** DATA SUPPLIED **
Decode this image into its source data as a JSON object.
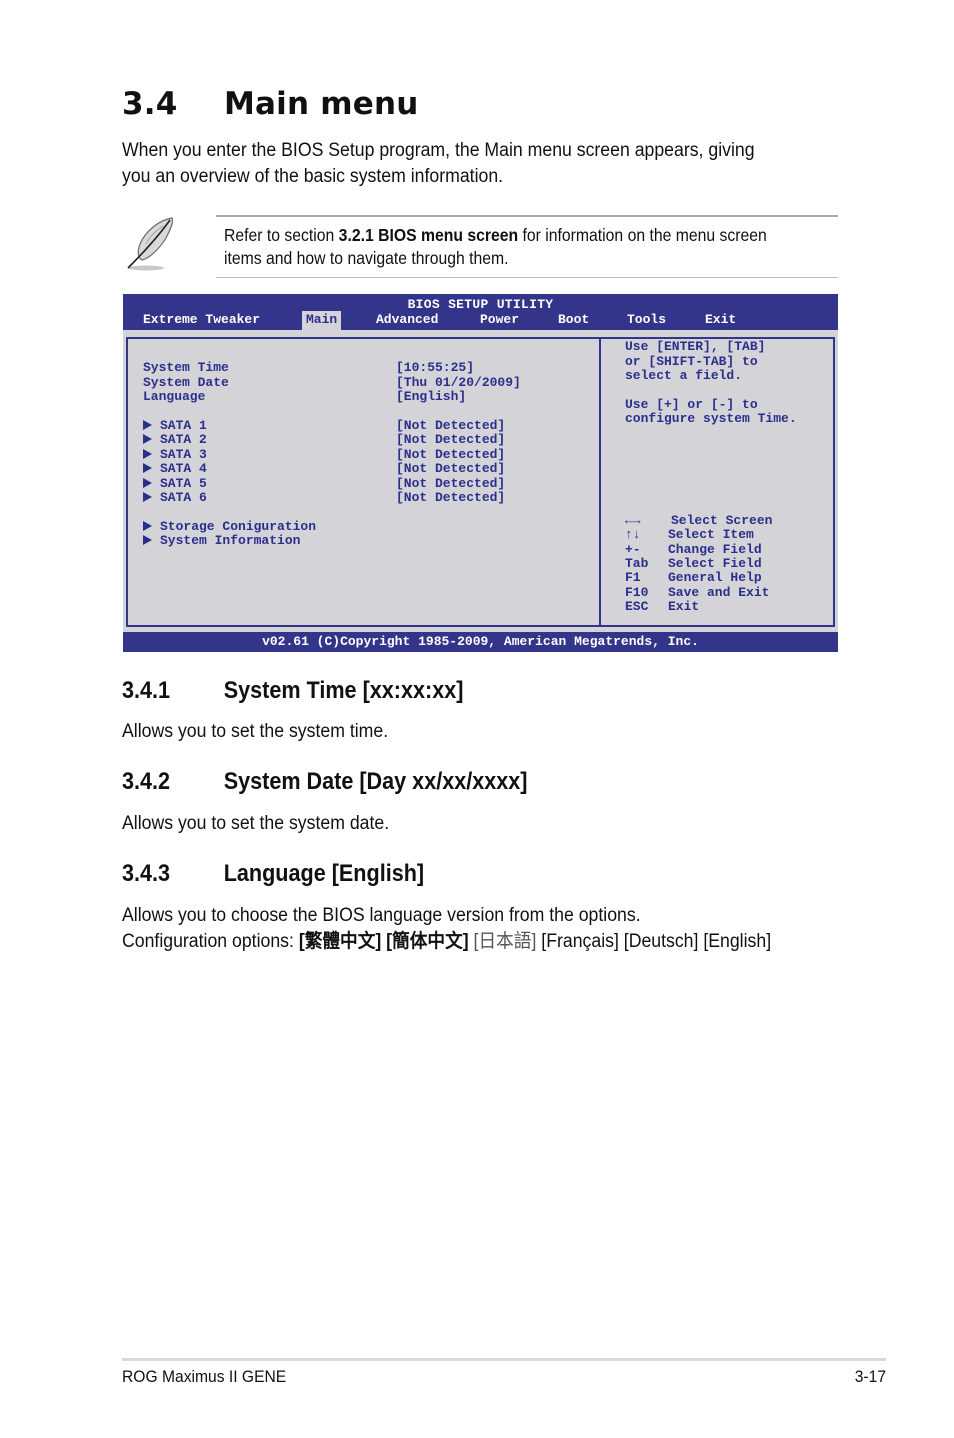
{
  "section": {
    "number": "3.4",
    "title": "Main menu",
    "intro_line1": "When you enter the BIOS Setup program, the Main menu screen appears, giving",
    "intro_line2": "you an overview of the basic system information."
  },
  "note": {
    "icon": "feather-icon",
    "prefix": "Refer to section ",
    "bold": "3.2.1  BIOS menu screen",
    "suffix": " for information on the menu screen",
    "line2": "items and how to navigate through them."
  },
  "bios": {
    "colors": {
      "header": "#33358a",
      "panel": "#d4d4d8",
      "text": "#2b2f8c"
    },
    "title": "BIOS SETUP UTILITY",
    "tabs": [
      {
        "label": "Extreme Tweaker",
        "active": false
      },
      {
        "label": "Main",
        "active": true
      },
      {
        "label": "Advanced",
        "active": false
      },
      {
        "label": "Power",
        "active": false
      },
      {
        "label": "Boot",
        "active": false
      },
      {
        "label": "Tools",
        "active": false
      },
      {
        "label": "Exit",
        "active": false
      }
    ],
    "items": [
      {
        "label": "System Time",
        "value": "[10:55:25]"
      },
      {
        "label": "System Date",
        "value": "[Thu 01/20/2009]"
      },
      {
        "label": "Language",
        "value": "[English]"
      }
    ],
    "sata": [
      {
        "label": "SATA 1",
        "value": "[Not Detected]"
      },
      {
        "label": "SATA 2",
        "value": "[Not Detected]"
      },
      {
        "label": "SATA 3",
        "value": "[Not Detected]"
      },
      {
        "label": "SATA 4",
        "value": "[Not Detected]"
      },
      {
        "label": "SATA 5",
        "value": "[Not Detected]"
      },
      {
        "label": "SATA 6",
        "value": "[Not Detected]"
      }
    ],
    "submenus": [
      {
        "label": "Storage Coniguration"
      },
      {
        "label": "System Information"
      }
    ],
    "help": [
      "Use [ENTER], [TAB]",
      "or [SHIFT-TAB] to",
      "select a field.",
      "",
      "Use [+] or [-] to",
      "configure system Time."
    ],
    "keys": [
      {
        "key": "←→",
        "action": "Select Screen"
      },
      {
        "key": "↑↓",
        "action": "Select Item"
      },
      {
        "key": "+-",
        "action": "Change Field"
      },
      {
        "key": "Tab",
        "action": "Select Field"
      },
      {
        "key": "F1",
        "action": "General Help"
      },
      {
        "key": "F10",
        "action": "Save and Exit"
      },
      {
        "key": "ESC",
        "action": "Exit"
      }
    ],
    "footer": "v02.61 (C)Copyright 1985-2009, American Megatrends, Inc."
  },
  "subsections": [
    {
      "number": "3.4.1",
      "title": "System Time [xx:xx:xx]",
      "body": "Allows you to set the system time."
    },
    {
      "number": "3.4.2",
      "title": "System Date [Day xx/xx/xxxx]",
      "body": "Allows you to set the system date."
    },
    {
      "number": "3.4.3",
      "title": "Language [English]",
      "body": "Allows you to choose the BIOS language version from the options."
    }
  ],
  "language_options": {
    "prefix": "Configuration options: ",
    "options": [
      "[繁體中文]",
      "[簡体中文]",
      "[日本語]",
      "[Français]",
      "[Deutsch]",
      "[English]"
    ]
  },
  "page_footer": {
    "product": "ROG Maximus II GENE",
    "page": "3-17"
  }
}
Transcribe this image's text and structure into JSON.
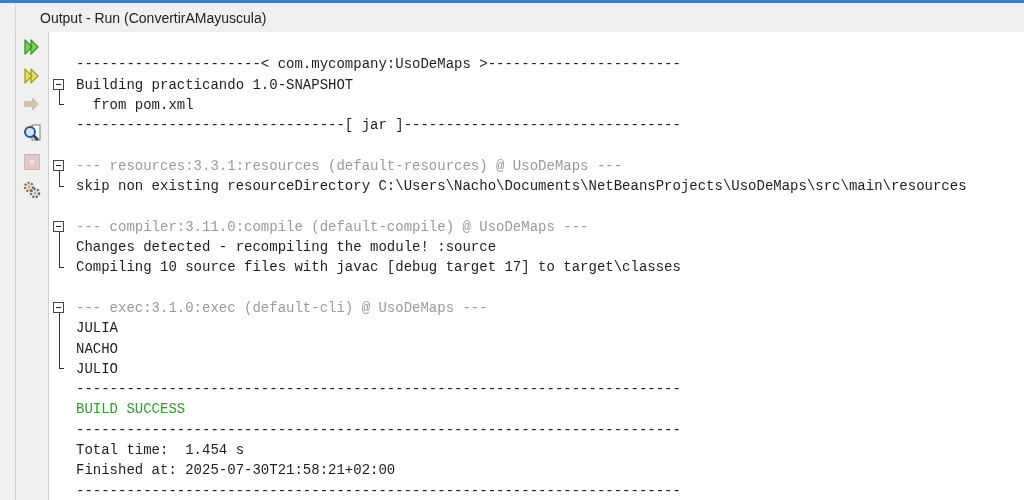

** TO DO **
Any pictures should be dropped; transcribe the rest of the records above exactly.

** FINAL ANSWER **
Decode this image into its source data as a JSON object.
{
  "section": {
    "number": "3.4",
    "title": "Main menu",
    "intro_line1": "When you enter the BIOS Setup program, the Main menu screen appears, giving",
    "intro_line2": "you an overview of the basic system information."
  },
  "note": {
    "icon": "feather-icon",
    "prefix": "Refer to section ",
    "bold": "3.2.1  BIOS menu screen",
    "suffix": " for information on the menu screen",
    "line2": "items and how to navigate through them."
  },
  "bios": {
    "colors": {
      "header": "#33358a",
      "panel": "#d4d4d8",
      "text": "#2b2f8c"
    },
    "title": "BIOS SETUP UTILITY",
    "tabs": [
      {
        "label": "Extreme Tweaker",
        "active": false
      },
      {
        "label": "Main",
        "active": true
      },
      {
        "label": "Advanced",
        "active": false
      },
      {
        "label": "Power",
        "active": false
      },
      {
        "label": "Boot",
        "active": false
      },
      {
        "label": "Tools",
        "active": false
      },
      {
        "label": "Exit",
        "active": false
      }
    ],
    "items": [
      {
        "label": "System Time",
        "value": "[10:55:25]"
      },
      {
        "label": "System Date",
        "value": "[Thu 01/20/2009]"
      },
      {
        "label": "Language",
        "value": "[English]"
      }
    ],
    "sata": [
      {
        "label": "SATA 1",
        "value": "[Not Detected]"
      },
      {
        "label": "SATA 2",
        "value": "[Not Detected]"
      },
      {
        "label": "SATA 3",
        "value": "[Not Detected]"
      },
      {
        "label": "SATA 4",
        "value": "[Not Detected]"
      },
      {
        "label": "SATA 5",
        "value": "[Not Detected]"
      },
      {
        "label": "SATA 6",
        "value": "[Not Detected]"
      }
    ],
    "submenus": [
      {
        "label": "Storage Coniguration"
      },
      {
        "label": "System Information"
      }
    ],
    "help": [
      "Use [ENTER], [TAB]",
      "or [SHIFT-TAB] to",
      "select a field.",
      "",
      "Use [+] or [-] to",
      "configure system Time."
    ],
    "keys": [
      {
        "key": "←→",
        "action": "Select Screen"
      },
      {
        "key": "↑↓",
        "action": "Select Item"
      },
      {
        "key": "+-",
        "action": "Change Field"
      },
      {
        "key": "Tab",
        "action": "Select Field"
      },
      {
        "key": "F1",
        "action": "General Help"
      },
      {
        "key": "F10",
        "action": "Save and Exit"
      },
      {
        "key": "ESC",
        "action": "Exit"
      }
    ],
    "footer": "v02.61 (C)Copyright 1985-2009, American Megatrends, Inc."
  },
  "subsections": [
    {
      "number": "3.4.1",
      "title": "System Time [xx:xx:xx]",
      "body": "Allows you to set the system time."
    },
    {
      "number": "3.4.2",
      "title": "System Date [Day xx/xx/xxxx]",
      "body": "Allows you to set the system date."
    },
    {
      "number": "3.4.3",
      "title": "Language [English]",
      "body": "Allows you to choose the BIOS language version from the options."
    }
  ],
  "language_options": {
    "prefix": "Configuration options: ",
    "options": [
      "[繁體中文]",
      "[簡体中文]",
      "[日本語]",
      "[Français]",
      "[Deutsch]",
      "[English]"
    ]
  },
  "page_footer": {
    "product": "ROG Maximus II GENE",
    "page": "3-17"
  }
}
Transcribe this image's text and structure into JSON.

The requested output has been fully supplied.